_Exercise instructions_: Go through the entries below and count the lines holding the word "your". Reply with only the number, please.

_Stored data entries_:
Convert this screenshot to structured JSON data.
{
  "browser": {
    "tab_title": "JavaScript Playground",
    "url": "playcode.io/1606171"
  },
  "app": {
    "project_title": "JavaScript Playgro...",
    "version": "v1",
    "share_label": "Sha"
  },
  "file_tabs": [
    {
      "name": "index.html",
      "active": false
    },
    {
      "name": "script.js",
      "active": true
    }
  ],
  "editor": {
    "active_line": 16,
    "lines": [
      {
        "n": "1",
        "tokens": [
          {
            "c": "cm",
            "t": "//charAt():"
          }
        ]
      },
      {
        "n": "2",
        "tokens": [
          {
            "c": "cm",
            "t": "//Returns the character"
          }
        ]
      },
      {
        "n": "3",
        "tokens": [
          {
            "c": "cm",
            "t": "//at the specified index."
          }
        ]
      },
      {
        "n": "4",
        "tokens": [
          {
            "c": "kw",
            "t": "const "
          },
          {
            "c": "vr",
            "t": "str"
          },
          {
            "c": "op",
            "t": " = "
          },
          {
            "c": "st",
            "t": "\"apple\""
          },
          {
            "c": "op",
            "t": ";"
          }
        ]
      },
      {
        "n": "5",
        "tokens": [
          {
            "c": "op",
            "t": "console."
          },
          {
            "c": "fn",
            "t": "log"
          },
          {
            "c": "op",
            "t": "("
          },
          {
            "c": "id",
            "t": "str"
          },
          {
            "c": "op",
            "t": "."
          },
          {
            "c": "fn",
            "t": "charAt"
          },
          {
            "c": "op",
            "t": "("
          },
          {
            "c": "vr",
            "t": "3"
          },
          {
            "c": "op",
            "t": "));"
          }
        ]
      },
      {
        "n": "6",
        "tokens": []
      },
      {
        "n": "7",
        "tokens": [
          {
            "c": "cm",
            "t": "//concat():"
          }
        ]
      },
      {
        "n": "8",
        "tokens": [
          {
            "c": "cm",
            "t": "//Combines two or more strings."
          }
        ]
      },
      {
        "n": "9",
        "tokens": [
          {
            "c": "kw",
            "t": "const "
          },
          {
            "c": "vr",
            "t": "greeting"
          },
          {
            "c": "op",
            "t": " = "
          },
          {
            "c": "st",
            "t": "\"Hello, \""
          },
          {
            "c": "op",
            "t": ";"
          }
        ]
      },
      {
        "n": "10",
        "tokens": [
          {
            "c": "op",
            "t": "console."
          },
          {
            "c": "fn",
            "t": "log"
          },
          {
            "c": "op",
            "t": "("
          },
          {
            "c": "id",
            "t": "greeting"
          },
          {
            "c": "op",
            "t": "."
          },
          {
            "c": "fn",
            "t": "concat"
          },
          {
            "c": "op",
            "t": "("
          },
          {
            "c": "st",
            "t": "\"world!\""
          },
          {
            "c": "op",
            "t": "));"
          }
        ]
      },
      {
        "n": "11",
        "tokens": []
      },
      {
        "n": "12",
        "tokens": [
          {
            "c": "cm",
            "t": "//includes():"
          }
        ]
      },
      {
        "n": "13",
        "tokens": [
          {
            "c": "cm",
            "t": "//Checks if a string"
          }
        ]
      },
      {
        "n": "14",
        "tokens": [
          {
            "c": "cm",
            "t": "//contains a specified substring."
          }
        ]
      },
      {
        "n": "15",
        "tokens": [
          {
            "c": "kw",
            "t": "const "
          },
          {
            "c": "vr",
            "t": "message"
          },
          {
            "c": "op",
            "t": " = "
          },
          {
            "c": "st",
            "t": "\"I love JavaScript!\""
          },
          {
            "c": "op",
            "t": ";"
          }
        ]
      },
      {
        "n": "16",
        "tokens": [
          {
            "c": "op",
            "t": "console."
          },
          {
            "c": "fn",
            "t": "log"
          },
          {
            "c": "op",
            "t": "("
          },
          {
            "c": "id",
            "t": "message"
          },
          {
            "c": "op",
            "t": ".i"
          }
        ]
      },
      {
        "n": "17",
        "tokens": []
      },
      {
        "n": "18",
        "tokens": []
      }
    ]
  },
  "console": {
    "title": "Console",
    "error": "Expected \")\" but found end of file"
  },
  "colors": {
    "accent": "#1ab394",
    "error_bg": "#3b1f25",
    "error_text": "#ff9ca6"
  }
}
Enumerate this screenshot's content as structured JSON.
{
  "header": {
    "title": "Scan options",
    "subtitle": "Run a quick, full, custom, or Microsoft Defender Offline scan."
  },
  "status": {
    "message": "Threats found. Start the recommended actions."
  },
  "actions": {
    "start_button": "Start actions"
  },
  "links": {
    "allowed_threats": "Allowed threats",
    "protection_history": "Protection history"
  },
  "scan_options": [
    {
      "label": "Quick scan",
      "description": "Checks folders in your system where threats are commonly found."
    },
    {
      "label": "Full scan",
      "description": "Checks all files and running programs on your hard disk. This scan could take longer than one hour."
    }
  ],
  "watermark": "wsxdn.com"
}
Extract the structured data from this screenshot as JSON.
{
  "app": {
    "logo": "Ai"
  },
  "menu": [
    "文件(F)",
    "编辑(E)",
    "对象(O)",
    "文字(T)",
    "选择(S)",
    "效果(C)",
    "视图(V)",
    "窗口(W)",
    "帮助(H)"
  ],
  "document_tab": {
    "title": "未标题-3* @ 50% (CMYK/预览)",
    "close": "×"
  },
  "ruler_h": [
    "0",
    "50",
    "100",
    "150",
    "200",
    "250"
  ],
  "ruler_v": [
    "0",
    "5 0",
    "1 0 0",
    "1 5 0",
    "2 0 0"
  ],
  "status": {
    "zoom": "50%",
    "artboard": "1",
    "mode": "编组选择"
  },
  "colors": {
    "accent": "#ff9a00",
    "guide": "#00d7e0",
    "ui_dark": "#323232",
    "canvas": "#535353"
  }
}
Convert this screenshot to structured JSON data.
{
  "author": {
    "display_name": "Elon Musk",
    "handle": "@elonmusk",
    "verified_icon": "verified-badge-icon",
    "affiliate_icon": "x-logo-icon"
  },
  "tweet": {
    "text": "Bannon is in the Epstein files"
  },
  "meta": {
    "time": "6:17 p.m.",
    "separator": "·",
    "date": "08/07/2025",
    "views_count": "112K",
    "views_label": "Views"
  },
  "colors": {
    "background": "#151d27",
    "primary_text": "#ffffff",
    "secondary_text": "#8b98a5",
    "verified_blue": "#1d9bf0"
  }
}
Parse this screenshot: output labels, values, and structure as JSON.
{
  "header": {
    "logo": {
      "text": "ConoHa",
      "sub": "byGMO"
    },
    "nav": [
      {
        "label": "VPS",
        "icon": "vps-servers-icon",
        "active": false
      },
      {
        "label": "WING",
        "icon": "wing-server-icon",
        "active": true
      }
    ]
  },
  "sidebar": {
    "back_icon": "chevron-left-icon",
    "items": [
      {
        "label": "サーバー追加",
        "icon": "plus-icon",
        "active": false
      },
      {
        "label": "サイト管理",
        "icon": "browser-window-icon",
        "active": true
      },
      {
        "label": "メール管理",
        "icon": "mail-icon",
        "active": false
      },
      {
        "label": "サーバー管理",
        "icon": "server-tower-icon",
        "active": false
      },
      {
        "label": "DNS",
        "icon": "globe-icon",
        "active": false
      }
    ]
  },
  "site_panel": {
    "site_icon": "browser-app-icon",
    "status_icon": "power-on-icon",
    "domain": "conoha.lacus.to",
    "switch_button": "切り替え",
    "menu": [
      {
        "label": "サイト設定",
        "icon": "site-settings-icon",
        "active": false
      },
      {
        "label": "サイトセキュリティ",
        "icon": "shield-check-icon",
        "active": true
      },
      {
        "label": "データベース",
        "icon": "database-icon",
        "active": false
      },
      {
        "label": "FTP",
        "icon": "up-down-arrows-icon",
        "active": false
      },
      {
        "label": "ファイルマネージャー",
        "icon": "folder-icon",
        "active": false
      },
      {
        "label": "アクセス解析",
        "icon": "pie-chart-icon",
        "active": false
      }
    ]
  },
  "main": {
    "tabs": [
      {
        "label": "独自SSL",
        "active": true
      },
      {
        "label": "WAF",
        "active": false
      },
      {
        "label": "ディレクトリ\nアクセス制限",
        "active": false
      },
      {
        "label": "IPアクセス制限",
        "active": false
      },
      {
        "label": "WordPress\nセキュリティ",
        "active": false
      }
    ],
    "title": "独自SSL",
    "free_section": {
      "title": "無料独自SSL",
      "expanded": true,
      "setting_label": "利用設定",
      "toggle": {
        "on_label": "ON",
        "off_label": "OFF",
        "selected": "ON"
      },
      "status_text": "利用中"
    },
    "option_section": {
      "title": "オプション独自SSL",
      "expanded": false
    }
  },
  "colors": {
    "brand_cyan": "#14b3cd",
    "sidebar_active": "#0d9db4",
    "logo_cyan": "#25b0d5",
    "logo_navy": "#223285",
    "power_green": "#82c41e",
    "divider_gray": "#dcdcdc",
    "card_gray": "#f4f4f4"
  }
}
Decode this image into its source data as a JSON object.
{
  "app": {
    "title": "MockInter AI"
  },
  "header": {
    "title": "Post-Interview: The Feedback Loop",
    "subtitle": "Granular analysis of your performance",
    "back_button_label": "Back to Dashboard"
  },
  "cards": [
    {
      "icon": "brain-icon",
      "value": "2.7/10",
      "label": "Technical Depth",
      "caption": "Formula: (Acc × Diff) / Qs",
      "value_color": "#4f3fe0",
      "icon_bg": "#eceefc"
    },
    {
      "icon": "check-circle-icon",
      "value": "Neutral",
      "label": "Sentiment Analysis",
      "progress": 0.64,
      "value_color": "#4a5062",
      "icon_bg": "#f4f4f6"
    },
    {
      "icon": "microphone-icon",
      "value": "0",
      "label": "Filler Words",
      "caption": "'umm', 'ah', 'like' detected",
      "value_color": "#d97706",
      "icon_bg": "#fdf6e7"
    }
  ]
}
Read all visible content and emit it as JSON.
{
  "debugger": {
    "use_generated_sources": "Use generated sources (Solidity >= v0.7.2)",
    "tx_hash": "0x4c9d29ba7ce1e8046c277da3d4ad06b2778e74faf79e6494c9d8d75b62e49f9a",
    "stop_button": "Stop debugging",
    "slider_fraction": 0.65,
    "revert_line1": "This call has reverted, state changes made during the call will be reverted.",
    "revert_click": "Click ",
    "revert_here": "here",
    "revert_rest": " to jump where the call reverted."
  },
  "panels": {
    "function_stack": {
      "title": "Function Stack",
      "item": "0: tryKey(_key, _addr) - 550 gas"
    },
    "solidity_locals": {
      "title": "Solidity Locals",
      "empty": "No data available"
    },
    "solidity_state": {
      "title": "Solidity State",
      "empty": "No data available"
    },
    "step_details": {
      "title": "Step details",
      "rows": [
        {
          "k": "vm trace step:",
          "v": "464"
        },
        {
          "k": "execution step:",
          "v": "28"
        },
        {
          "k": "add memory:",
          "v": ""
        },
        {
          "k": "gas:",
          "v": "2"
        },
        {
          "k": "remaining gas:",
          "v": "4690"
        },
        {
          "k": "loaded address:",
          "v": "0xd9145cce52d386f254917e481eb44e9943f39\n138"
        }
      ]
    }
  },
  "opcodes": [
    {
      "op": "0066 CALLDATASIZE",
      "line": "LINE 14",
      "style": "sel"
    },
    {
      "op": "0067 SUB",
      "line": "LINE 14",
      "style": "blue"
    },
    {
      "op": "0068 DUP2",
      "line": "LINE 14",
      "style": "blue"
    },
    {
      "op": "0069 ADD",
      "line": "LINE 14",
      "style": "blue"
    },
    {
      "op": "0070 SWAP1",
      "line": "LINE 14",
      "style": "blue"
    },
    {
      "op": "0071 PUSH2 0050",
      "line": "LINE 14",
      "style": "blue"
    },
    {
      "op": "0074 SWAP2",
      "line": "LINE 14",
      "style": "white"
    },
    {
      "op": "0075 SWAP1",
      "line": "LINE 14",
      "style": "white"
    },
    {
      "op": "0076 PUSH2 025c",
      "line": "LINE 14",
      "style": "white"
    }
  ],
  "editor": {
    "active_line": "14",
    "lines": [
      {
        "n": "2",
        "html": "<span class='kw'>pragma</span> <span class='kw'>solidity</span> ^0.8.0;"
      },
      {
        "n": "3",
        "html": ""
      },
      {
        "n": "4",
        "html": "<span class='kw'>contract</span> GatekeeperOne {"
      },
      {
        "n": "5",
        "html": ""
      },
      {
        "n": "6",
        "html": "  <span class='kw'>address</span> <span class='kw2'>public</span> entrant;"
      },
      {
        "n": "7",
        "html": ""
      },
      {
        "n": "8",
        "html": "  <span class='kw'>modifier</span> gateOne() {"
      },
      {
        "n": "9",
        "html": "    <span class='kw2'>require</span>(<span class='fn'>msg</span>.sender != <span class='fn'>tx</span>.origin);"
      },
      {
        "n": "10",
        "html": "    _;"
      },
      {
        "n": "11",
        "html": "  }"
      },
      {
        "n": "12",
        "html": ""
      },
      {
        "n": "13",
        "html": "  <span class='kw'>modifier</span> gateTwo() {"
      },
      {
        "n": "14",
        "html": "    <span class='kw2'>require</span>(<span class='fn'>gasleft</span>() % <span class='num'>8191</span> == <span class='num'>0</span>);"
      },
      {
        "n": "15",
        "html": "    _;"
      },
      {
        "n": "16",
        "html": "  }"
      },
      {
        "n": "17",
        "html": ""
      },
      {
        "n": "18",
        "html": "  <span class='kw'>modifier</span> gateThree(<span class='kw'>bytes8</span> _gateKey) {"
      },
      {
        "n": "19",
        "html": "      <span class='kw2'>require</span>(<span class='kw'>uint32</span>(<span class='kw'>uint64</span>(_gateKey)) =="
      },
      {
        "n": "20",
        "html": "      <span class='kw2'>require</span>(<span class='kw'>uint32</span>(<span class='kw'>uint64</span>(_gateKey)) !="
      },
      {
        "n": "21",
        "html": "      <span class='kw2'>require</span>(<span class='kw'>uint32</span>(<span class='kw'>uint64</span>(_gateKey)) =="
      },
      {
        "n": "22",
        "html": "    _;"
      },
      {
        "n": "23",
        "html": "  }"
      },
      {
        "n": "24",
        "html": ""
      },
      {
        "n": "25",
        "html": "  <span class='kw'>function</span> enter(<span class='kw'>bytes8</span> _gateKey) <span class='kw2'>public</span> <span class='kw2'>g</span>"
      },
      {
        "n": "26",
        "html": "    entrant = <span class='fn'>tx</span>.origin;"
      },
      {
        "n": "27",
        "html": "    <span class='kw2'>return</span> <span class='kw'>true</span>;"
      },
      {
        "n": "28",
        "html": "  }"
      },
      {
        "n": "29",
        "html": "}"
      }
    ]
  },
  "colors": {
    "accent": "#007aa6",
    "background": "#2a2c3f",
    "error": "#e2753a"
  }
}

_Response_: 3